• [Collected data]
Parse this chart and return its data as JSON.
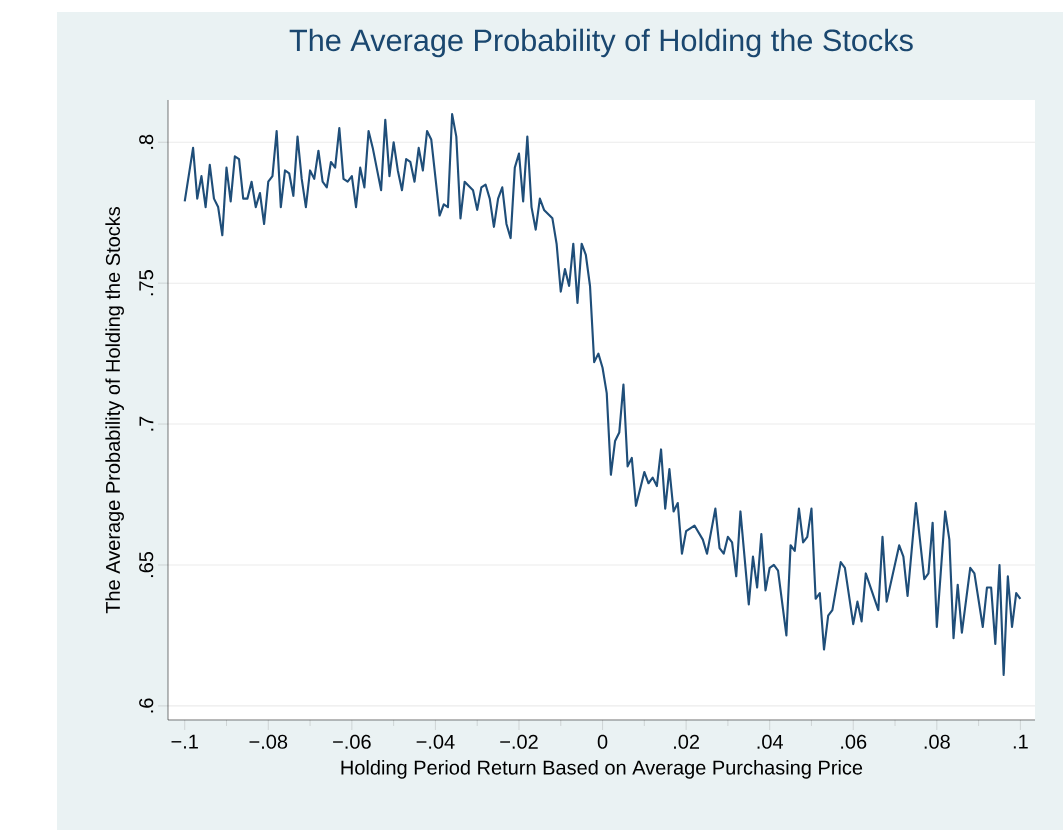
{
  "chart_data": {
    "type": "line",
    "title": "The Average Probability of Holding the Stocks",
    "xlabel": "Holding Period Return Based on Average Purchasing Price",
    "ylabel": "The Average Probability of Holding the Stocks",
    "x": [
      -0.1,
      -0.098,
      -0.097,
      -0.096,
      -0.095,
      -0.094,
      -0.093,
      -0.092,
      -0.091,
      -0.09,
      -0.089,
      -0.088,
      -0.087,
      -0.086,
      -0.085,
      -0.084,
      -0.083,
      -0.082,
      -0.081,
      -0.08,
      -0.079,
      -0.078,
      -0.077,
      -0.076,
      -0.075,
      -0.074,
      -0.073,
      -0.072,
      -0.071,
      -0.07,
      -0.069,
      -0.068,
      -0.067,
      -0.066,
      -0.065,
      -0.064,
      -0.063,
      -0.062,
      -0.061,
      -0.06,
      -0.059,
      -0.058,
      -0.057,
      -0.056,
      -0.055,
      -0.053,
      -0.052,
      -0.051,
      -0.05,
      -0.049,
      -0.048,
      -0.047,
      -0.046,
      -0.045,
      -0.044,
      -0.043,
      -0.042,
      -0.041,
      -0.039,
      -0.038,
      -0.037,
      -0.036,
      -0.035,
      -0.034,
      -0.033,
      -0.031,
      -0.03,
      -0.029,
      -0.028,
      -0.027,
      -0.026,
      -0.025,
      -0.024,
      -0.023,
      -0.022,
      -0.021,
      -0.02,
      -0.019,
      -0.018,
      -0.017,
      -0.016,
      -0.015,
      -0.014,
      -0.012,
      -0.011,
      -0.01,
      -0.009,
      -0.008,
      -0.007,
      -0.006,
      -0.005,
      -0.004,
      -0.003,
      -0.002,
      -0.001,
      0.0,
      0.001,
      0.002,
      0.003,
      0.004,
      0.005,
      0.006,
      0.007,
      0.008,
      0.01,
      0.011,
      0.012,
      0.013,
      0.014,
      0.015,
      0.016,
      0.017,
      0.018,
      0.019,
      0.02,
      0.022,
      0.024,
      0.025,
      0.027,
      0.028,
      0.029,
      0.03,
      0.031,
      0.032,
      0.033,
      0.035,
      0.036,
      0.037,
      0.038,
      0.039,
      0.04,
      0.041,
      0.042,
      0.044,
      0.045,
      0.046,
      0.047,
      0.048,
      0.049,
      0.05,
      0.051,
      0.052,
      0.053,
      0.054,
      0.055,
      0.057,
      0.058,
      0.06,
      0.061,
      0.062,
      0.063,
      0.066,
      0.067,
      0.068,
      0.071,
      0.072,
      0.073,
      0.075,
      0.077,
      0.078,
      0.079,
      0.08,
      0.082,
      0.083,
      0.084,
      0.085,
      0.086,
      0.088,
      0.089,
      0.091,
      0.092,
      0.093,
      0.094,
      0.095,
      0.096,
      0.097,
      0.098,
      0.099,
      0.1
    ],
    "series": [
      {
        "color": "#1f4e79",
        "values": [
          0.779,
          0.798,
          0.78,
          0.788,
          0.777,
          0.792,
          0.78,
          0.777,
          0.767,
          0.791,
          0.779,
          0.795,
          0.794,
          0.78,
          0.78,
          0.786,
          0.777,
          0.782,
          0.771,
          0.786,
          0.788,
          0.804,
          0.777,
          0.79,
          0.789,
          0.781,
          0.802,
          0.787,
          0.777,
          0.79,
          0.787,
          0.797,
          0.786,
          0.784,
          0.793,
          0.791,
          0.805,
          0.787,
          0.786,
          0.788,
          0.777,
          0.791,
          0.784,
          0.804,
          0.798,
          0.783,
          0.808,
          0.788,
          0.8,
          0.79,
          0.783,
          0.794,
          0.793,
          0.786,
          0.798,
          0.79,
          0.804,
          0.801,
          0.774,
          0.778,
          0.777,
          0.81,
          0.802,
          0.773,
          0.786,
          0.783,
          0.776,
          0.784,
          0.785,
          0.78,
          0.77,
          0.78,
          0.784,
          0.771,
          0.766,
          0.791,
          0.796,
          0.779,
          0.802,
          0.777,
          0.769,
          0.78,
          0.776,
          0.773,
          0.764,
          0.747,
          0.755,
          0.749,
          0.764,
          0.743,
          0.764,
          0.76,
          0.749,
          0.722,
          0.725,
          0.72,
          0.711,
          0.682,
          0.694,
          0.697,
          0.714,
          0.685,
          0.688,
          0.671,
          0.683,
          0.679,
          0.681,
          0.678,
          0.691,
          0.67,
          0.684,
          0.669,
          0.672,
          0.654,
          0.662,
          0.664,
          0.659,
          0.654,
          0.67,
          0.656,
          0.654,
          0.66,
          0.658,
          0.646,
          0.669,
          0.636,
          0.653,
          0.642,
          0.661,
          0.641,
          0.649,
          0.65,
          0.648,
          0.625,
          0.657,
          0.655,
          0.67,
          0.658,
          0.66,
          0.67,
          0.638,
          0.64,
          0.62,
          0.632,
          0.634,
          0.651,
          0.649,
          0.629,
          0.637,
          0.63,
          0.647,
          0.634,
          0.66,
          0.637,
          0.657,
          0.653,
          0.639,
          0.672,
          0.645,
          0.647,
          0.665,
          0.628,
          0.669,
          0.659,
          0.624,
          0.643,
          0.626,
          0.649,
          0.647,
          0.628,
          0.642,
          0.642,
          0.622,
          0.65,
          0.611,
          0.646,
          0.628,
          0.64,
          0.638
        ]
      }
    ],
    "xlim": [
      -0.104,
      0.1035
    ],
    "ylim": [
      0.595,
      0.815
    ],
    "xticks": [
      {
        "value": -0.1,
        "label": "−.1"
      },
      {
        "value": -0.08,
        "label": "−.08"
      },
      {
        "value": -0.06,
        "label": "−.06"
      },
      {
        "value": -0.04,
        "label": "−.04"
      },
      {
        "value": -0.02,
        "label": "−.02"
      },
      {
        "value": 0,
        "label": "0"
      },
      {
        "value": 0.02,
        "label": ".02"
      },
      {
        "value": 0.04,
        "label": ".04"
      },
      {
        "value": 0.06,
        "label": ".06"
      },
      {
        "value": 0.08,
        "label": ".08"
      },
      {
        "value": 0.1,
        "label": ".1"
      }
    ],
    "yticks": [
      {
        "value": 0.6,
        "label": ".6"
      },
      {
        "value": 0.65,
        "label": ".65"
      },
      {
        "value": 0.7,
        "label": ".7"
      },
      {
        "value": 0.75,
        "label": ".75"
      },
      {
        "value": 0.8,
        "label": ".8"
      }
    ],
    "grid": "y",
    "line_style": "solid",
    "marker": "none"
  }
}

• [YOUR TASK]
Looking at the entries above, state how many lines contain "Probability"; give the number alone.

• [COMPLETE RESPONSE]
2